◆ **Figure content listings**:
^^^^^^^^^^^^^^^^

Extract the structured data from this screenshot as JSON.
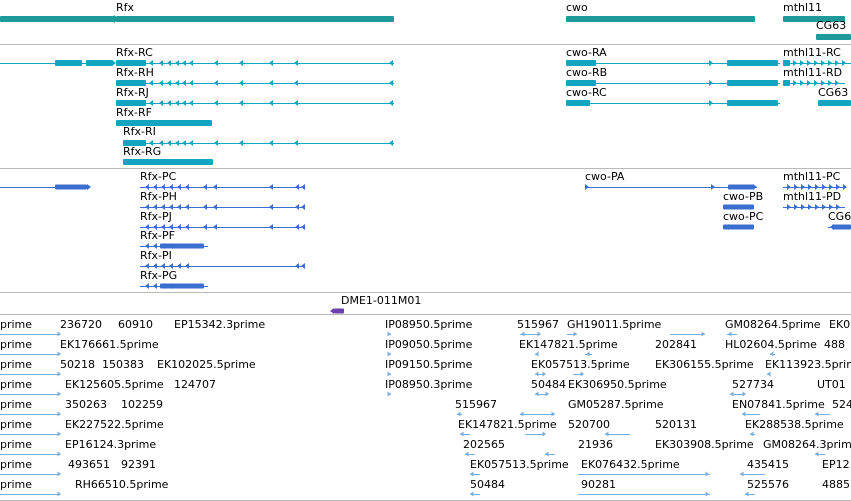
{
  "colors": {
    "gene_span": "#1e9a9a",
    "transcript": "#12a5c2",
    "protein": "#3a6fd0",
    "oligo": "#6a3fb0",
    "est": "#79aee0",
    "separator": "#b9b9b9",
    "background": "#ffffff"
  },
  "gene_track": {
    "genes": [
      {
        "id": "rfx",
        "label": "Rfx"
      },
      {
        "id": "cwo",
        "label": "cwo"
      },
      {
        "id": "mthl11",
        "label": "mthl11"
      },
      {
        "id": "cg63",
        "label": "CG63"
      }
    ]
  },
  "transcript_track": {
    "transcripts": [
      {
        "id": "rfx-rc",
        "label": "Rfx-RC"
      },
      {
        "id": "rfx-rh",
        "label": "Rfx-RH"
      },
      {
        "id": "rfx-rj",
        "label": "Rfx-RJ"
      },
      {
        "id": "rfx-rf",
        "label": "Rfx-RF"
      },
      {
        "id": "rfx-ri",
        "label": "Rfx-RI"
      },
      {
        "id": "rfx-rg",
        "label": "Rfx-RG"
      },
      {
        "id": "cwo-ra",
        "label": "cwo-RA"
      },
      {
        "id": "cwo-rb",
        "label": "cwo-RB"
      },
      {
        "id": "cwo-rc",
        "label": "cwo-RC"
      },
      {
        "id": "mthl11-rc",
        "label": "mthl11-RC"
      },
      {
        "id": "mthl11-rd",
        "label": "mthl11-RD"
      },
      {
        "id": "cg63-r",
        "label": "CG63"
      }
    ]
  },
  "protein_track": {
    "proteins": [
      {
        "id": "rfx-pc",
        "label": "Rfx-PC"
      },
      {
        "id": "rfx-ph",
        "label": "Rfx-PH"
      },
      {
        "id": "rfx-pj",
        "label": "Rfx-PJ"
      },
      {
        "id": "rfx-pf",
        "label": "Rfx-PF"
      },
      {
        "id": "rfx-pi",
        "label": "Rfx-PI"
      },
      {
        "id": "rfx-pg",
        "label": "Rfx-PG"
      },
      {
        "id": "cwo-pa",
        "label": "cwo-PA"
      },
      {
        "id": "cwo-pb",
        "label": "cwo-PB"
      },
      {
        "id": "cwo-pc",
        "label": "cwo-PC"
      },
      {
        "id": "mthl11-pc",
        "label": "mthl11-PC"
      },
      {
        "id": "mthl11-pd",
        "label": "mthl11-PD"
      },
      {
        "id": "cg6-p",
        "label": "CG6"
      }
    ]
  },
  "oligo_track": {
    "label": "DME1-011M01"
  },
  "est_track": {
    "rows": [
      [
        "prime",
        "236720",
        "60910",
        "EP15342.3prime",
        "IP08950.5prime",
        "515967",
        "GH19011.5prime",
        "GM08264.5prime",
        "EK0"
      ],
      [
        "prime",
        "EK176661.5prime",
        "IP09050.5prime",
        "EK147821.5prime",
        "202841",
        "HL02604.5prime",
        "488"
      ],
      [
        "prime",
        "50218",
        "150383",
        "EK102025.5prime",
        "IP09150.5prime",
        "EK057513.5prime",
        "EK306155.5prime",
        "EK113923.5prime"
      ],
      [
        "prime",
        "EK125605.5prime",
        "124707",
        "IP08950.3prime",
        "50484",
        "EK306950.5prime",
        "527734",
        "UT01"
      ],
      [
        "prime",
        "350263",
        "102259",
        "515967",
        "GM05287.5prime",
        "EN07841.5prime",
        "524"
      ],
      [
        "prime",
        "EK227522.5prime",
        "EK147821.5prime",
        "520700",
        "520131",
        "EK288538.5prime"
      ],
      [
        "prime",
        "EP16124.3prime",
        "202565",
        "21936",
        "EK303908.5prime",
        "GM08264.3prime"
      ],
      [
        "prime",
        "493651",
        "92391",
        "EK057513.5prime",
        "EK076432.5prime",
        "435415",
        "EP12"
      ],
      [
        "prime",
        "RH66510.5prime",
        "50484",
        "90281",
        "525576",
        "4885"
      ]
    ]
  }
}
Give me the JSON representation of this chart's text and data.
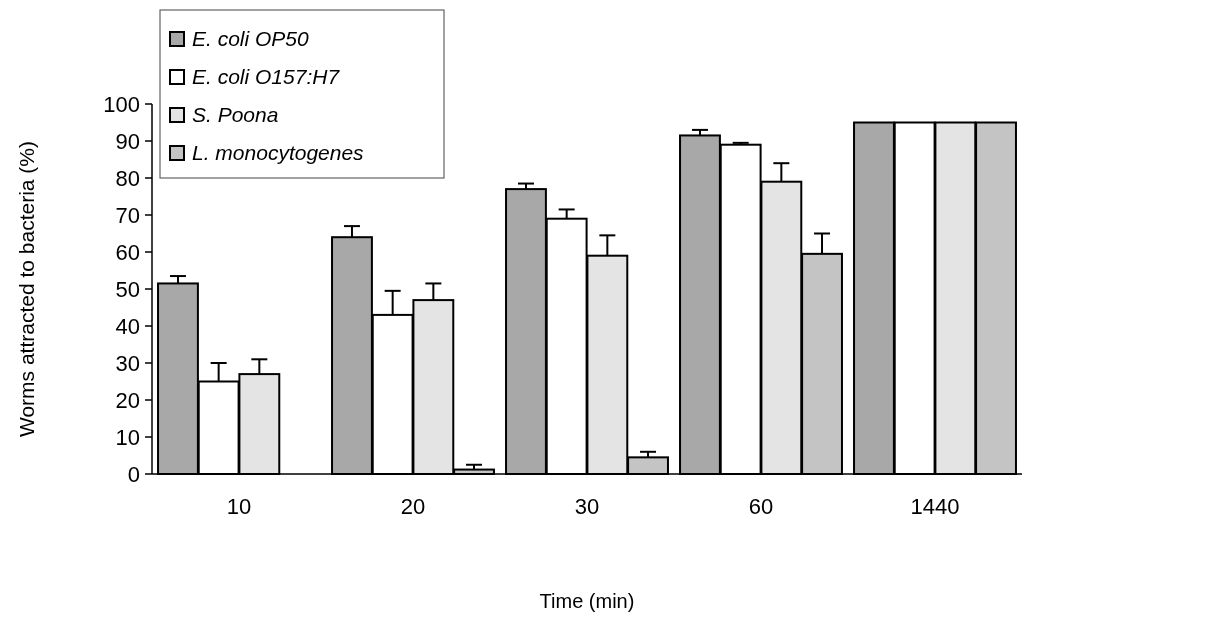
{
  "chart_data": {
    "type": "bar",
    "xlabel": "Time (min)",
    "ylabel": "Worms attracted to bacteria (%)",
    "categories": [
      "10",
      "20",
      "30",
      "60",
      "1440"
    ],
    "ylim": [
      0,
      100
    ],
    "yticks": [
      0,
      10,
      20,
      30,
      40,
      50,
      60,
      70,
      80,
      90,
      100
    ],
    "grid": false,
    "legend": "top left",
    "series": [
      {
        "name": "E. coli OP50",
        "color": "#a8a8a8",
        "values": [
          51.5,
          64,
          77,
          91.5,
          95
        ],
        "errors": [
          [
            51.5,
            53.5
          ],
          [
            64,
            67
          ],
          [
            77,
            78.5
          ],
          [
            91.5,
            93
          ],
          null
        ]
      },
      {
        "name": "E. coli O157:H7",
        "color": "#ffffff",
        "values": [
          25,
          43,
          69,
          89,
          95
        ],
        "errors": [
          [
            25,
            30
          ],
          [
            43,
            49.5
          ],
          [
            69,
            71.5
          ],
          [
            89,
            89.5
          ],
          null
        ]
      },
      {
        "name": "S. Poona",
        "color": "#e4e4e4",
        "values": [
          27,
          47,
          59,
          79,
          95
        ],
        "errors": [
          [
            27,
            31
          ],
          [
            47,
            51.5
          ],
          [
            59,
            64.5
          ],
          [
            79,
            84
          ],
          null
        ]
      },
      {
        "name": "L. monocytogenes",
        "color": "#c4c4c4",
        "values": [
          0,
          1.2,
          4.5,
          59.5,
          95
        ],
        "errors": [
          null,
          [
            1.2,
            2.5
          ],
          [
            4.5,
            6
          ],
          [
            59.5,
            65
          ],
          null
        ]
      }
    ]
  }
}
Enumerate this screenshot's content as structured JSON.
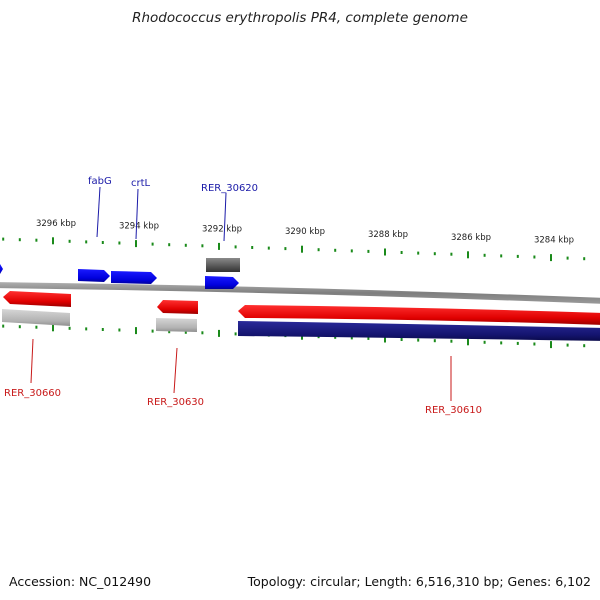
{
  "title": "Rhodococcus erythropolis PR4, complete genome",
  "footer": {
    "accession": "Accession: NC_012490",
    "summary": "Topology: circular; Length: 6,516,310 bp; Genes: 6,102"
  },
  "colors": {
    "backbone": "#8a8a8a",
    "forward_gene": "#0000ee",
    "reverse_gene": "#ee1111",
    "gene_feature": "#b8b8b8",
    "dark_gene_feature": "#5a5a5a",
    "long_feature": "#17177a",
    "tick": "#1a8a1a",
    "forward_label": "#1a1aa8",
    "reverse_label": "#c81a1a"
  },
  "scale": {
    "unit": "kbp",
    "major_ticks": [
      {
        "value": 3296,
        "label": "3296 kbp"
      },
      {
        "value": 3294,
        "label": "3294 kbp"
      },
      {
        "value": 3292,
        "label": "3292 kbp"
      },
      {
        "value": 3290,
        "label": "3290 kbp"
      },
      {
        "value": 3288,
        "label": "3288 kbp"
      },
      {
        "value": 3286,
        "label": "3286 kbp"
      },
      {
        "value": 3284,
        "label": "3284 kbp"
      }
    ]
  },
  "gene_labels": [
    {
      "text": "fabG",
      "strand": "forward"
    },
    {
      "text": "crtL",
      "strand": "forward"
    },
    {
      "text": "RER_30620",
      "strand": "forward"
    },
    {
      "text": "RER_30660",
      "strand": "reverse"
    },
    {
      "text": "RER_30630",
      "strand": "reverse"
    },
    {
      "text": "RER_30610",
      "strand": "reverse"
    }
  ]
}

^^^^^^^^^^^^^^^^

Pull out every line of the entries that includes the word "screenshot".

Extract the structured data from this screenshot as JSON.
Enumerate this screenshot's content as structured JSON.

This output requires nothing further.